Dataset entries
####

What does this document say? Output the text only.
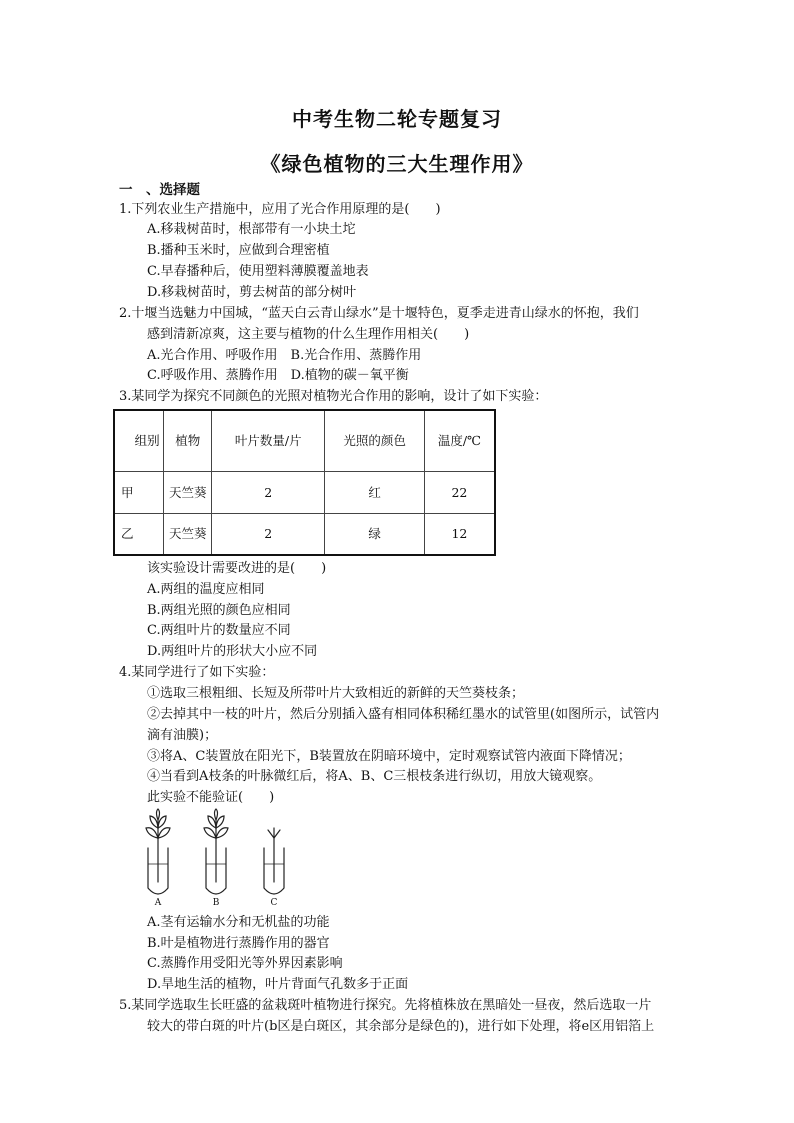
中考生物二轮专题复习
《绿色植物的三大生理作用》
一　、选择题
1.下列农业生产措施中，应用了光合作用原理的是(　　)
A.移栽树苗时，根部带有一小块土坨
B.播种玉米时，应做到合理密植
C.早春播种后，使用塑料薄膜覆盖地表
D.移栽树苗时，剪去树苗的部分树叶
2.十堰当选魅力中国城，“蓝天白云青山绿水”是十堰特色，夏季走进青山绿水的怀抱，我们
感到清新凉爽，这主要与植物的什么生理作用相关(　　)
A.光合作用、呼吸作用　B.光合作用、蒸腾作用
C.呼吸作用、蒸腾作用　D.植物的碳－氧平衡
3.某同学为探究不同颜色的光照对植物光合作用的影响，设计了如下实验：
组别	植物	叶片数量/片	光照的颜色	温度/℃
甲	天竺葵	2	红	22
乙	天竺葵	2	绿	12
该实验设计需要改进的是(　　)
A.两组的温度应相同
B.两组光照的颜色应相同
C.两组叶片的数量应不同
D.两组叶片的形状大小应不同
4.某同学进行了如下实验：
①选取三根粗细、长短及所带叶片大致相近的新鲜的天竺葵枝条；
②去掉其中一枝的叶片，然后分别插入盛有相同体积稀红墨水的试管里(如图所示，试管内
滴有油膜)；
③将A、C装置放在阳光下，B装置放在阴暗环境中，定时观察试管内液面下降情况；
④当看到A枝条的叶脉微红后，将A、B、C三根枝条进行纵切，用放大镜观察。
此实验不能验证(　　)
A	B	C
A.茎有运输水分和无机盐的功能
B.叶是植物进行蒸腾作用的器官
C.蒸腾作用受阳光等外界因素影响
D.旱地生活的植物，叶片背面气孔数多于正面
5.某同学选取生长旺盛的盆栽斑叶植物进行探究。先将植株放在黑暗处一昼夜，然后选取一片
较大的带白斑的叶片(b区是白斑区，其余部分是绿色的)，进行如下处理，将e区用铝箔上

####

* _The request_:
Go over the records above line by line and count those holding the word "移栽树苗时". Reply only with the number.

* _Answer in full_:
2